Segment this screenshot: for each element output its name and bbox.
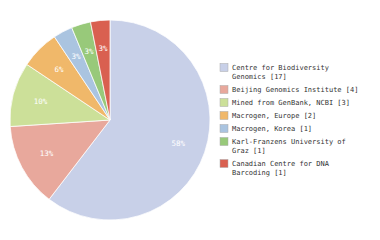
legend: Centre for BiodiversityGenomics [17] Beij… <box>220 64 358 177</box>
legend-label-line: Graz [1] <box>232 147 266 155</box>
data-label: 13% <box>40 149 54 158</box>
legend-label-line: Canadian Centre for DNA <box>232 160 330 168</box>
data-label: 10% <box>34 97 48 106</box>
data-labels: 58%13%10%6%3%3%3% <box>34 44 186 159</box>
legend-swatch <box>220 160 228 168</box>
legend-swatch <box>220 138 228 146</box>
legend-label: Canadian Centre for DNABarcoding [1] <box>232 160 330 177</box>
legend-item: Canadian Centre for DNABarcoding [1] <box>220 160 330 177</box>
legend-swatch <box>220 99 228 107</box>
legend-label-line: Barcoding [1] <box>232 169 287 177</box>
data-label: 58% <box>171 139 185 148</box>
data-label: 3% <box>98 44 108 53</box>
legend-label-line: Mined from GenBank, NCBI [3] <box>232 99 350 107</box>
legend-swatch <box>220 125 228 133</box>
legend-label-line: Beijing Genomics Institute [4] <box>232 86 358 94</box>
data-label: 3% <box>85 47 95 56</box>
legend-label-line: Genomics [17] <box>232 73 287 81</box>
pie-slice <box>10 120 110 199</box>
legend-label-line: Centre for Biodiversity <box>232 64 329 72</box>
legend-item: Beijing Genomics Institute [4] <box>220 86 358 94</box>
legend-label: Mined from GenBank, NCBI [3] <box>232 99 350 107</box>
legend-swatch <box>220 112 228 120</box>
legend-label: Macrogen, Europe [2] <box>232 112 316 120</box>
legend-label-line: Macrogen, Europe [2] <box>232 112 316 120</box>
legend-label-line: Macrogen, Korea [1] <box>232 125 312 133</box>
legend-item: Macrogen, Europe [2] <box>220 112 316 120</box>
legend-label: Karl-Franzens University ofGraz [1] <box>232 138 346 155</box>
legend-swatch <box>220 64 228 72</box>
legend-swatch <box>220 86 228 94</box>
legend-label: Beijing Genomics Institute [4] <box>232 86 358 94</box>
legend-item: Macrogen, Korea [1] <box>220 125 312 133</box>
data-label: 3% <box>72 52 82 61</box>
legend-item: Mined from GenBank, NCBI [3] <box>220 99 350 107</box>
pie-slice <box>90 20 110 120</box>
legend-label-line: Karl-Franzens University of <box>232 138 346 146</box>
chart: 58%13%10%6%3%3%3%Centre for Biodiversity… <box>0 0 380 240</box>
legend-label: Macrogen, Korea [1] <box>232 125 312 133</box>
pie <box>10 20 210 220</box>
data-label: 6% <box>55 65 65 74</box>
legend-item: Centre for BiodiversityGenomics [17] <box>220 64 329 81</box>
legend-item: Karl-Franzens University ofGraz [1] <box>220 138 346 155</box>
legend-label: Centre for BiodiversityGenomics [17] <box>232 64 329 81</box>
.....
Your task: Give the preceding data back exactly, minus every picture.

Exercise answer:
Segment this screenshot: for each element output its name and bbox.
legend: Centre for BiodiversityGenomics [17] Beij… <box>220 64 358 177</box>
legend-label-line: Graz [1] <box>232 147 266 155</box>
data-label: 13% <box>40 149 54 158</box>
legend-label-line: Canadian Centre for DNA <box>232 160 330 168</box>
data-label: 10% <box>34 97 48 106</box>
data-labels: 58%13%10%6%3%3%3% <box>34 44 186 159</box>
legend-swatch <box>220 160 228 168</box>
legend-swatch <box>220 138 228 146</box>
legend-label: Canadian Centre for DNABarcoding [1] <box>232 160 330 177</box>
legend-item: Canadian Centre for DNABarcoding [1] <box>220 160 330 177</box>
legend-swatch <box>220 99 228 107</box>
legend-label-line: Barcoding [1] <box>232 169 287 177</box>
data-label: 58% <box>171 139 185 148</box>
data-label: 3% <box>98 44 108 53</box>
legend-label-line: Mined from GenBank, NCBI [3] <box>232 99 350 107</box>
legend-swatch <box>220 125 228 133</box>
legend-label-line: Beijing Genomics Institute [4] <box>232 86 358 94</box>
data-label: 3% <box>85 47 95 56</box>
legend-label-line: Genomics [17] <box>232 73 287 81</box>
pie-slice <box>10 120 110 199</box>
legend-label-line: Centre for Biodiversity <box>232 64 329 72</box>
legend-item: Beijing Genomics Institute [4] <box>220 86 358 94</box>
legend-label: Mined from GenBank, NCBI [3] <box>232 99 350 107</box>
legend-swatch <box>220 112 228 120</box>
legend-label: Macrogen, Europe [2] <box>232 112 316 120</box>
legend-label-line: Macrogen, Europe [2] <box>232 112 316 120</box>
legend-label-line: Macrogen, Korea [1] <box>232 125 312 133</box>
legend-item: Macrogen, Europe [2] <box>220 112 316 120</box>
legend-label: Karl-Franzens University ofGraz [1] <box>232 138 346 155</box>
legend-swatch <box>220 64 228 72</box>
legend-swatch <box>220 86 228 94</box>
legend-label: Beijing Genomics Institute [4] <box>232 86 358 94</box>
legend-item: Macrogen, Korea [1] <box>220 125 312 133</box>
data-label: 3% <box>72 52 82 61</box>
legend-item: Mined from GenBank, NCBI [3] <box>220 99 350 107</box>
pie-slice <box>90 20 110 120</box>
legend-label-line: Karl-Franzens University of <box>232 138 346 146</box>
chart: 58%13%10%6%3%3%3%Centre for Biodiversity… <box>0 0 380 240</box>
legend-label: Macrogen, Korea [1] <box>232 125 312 133</box>
pie <box>10 20 210 220</box>
data-label: 6% <box>55 65 65 74</box>
legend-item: Centre for BiodiversityGenomics [17] <box>220 64 329 81</box>
legend-item: Karl-Franzens University ofGraz [1] <box>220 138 346 155</box>
legend-label: Centre for BiodiversityGenomics [17] <box>232 64 329 81</box>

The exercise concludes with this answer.